- [EXERCISE AIM]: Pull every line of the entries that has the word "provider".

[Data entries]
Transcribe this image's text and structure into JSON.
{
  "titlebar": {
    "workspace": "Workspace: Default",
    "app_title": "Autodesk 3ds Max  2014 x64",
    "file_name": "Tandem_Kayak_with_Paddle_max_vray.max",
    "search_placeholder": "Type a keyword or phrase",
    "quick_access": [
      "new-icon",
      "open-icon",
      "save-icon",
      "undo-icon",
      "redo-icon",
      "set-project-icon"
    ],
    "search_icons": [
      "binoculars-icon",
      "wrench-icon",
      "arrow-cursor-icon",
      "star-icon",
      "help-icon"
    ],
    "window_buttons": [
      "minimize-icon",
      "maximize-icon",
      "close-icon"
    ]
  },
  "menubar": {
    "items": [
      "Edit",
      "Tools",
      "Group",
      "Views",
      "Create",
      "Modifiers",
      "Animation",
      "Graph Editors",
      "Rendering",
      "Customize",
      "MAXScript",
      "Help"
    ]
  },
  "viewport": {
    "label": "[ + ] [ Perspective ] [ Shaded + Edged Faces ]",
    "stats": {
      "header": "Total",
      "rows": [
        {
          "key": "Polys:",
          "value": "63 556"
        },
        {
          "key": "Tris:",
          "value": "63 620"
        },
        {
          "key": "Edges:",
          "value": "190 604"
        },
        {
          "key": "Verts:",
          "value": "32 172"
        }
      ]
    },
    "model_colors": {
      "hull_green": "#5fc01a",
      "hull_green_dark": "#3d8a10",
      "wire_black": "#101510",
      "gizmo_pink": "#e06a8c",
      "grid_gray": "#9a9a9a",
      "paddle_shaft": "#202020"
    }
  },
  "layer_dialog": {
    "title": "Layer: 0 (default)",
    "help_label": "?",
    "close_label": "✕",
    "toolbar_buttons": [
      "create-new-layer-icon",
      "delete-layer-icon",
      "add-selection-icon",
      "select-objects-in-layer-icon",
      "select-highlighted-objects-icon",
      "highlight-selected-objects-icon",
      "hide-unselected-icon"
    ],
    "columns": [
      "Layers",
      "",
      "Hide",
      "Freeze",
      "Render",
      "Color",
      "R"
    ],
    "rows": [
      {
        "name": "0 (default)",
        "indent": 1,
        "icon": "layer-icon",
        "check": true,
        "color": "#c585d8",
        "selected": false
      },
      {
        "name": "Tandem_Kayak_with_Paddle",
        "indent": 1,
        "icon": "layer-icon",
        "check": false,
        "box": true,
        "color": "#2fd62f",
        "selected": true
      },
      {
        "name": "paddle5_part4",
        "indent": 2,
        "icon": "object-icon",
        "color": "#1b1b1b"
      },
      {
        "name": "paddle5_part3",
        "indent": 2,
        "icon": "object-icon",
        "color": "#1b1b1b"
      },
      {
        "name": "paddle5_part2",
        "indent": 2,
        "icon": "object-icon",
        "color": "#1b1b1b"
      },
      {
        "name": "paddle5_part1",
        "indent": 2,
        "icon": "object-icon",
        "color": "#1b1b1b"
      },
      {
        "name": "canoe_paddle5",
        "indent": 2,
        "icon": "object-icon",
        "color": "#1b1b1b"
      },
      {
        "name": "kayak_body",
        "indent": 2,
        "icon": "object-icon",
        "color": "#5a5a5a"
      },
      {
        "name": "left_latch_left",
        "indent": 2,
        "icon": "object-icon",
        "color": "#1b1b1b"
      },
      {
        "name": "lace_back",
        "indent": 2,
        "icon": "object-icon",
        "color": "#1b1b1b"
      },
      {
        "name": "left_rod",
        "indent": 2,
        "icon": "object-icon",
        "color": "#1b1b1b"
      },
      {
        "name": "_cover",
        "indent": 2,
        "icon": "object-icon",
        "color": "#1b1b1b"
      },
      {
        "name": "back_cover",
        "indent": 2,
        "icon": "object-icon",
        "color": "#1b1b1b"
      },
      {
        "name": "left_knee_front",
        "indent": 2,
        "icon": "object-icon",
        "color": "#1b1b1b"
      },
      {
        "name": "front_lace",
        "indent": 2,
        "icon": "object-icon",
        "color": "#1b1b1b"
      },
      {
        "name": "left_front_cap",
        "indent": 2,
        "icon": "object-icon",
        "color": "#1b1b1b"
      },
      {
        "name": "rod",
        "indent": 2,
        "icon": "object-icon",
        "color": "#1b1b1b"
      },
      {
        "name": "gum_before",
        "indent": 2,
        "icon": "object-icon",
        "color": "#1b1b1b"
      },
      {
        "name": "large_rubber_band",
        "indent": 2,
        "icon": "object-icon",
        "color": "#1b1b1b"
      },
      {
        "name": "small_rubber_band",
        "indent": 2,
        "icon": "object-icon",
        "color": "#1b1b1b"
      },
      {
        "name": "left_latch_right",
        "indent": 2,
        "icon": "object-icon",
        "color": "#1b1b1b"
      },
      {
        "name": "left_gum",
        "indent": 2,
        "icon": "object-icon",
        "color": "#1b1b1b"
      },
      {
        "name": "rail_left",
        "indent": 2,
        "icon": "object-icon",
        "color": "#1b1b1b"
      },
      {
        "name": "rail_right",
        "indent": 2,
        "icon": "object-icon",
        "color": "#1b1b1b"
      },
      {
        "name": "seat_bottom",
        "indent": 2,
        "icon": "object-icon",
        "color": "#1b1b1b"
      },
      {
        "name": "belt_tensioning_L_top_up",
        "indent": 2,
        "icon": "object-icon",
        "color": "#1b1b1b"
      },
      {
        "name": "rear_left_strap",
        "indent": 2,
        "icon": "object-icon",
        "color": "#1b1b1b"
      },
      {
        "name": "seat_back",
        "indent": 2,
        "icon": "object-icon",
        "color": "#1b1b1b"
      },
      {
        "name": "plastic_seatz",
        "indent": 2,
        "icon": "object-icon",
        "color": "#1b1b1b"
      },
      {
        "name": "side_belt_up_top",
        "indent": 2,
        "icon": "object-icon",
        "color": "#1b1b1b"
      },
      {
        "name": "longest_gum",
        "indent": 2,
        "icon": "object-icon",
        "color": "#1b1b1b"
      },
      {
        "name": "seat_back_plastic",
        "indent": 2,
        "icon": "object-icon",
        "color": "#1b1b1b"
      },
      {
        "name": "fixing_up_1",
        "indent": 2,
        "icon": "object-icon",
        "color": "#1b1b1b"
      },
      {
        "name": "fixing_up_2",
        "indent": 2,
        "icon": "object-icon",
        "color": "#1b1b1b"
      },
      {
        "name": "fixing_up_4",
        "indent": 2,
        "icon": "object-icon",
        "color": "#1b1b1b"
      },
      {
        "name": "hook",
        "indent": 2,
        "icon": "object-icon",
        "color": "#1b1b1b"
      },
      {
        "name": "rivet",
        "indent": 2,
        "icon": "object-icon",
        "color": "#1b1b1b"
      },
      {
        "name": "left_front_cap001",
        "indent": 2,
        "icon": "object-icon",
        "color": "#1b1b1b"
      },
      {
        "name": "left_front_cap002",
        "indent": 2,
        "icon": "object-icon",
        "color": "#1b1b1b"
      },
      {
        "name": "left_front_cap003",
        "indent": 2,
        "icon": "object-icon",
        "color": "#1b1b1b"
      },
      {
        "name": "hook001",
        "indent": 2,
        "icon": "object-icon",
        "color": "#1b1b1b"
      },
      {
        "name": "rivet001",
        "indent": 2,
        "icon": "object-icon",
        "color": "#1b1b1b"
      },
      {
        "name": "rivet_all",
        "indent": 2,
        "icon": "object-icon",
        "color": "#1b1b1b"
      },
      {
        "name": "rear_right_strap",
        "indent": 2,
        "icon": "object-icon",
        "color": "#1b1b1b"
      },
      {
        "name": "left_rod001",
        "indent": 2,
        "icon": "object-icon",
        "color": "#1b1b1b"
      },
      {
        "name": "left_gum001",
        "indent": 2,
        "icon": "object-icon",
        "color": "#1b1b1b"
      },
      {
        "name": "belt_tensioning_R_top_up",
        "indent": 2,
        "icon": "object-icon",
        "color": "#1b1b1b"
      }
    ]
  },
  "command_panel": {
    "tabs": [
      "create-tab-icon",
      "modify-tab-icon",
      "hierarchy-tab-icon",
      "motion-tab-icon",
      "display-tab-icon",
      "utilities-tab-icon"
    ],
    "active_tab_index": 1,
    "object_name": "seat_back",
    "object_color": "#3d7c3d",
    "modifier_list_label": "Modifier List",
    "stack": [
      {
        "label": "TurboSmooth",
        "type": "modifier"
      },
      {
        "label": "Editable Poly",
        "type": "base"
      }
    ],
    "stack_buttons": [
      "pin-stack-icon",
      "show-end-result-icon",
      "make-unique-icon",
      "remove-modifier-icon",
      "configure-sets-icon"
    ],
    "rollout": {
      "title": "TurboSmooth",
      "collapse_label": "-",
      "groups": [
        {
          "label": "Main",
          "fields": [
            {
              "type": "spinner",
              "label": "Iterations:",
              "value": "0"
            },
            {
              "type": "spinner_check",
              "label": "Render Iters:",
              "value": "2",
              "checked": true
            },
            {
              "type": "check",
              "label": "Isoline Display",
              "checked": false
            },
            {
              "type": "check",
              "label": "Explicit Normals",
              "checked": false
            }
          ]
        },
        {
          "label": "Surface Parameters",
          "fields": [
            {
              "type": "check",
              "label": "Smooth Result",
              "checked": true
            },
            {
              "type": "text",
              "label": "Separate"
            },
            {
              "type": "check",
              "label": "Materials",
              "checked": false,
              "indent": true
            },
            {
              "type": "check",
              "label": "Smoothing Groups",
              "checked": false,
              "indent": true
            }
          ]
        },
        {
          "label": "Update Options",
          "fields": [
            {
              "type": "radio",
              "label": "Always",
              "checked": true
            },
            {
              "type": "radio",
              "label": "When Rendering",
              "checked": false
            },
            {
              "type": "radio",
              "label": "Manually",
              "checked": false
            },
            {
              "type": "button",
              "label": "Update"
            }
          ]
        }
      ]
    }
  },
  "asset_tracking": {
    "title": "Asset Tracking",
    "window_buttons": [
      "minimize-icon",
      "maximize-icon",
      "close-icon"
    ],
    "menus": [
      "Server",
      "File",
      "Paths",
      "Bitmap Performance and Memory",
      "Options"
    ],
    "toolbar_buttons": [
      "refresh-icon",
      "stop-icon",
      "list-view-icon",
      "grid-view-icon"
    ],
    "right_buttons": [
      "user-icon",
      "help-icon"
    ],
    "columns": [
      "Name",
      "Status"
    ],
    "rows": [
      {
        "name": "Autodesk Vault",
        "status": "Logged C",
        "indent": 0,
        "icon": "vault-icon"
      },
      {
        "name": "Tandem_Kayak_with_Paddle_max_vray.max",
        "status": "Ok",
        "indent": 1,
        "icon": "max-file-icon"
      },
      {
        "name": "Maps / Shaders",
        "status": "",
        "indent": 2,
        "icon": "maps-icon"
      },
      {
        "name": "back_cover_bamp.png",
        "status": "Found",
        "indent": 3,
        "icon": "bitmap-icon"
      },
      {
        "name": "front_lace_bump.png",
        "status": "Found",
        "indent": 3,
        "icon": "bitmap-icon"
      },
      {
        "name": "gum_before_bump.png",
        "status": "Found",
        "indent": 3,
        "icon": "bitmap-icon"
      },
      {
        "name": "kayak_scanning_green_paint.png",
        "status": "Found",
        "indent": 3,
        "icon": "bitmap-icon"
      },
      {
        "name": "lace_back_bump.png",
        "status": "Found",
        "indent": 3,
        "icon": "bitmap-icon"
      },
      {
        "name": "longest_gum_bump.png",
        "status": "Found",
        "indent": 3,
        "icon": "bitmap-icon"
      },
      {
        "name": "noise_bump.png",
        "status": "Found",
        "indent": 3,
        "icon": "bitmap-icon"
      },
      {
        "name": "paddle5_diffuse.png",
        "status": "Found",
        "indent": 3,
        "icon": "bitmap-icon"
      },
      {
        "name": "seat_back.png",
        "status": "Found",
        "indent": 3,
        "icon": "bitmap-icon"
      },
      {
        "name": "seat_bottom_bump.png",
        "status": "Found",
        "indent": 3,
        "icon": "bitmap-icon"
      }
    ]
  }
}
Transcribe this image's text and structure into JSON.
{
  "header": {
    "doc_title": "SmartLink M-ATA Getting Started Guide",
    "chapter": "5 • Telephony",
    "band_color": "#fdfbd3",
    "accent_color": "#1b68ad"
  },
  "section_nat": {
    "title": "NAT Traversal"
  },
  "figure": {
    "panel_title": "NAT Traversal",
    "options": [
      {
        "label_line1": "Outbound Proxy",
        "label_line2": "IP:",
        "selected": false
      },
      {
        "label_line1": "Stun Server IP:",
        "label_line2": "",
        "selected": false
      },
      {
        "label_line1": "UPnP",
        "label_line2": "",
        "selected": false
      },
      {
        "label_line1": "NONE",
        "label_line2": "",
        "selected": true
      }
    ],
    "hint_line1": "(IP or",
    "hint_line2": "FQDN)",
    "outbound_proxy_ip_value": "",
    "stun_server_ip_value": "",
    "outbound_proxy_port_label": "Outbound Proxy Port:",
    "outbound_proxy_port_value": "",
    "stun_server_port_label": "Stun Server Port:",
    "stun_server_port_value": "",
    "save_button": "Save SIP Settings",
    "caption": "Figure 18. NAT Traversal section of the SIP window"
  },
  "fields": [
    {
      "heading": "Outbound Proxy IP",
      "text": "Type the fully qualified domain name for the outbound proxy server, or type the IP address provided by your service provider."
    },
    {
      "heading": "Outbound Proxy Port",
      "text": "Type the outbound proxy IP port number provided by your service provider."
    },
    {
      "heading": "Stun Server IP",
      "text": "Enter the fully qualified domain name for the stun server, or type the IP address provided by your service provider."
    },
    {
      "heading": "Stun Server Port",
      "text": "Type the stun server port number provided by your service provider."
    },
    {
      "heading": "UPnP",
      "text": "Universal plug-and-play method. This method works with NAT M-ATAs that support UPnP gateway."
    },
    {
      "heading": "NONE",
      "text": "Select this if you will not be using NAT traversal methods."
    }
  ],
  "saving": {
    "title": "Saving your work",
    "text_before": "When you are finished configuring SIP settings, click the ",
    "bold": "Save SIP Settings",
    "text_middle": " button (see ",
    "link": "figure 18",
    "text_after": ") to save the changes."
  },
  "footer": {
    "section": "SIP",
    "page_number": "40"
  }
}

- [FINAL RESULT]:
      "text": "Type the fully qualified domain name for the outbound proxy server, or type the IP address provided by your service provider."
      "text": "Type the outbound proxy IP port number provided by your service provider."
      "text": "Enter the fully qualified domain name for the stun server, or type the IP address provided by your service provider."
      "text": "Type the stun server port number provided by your service provider."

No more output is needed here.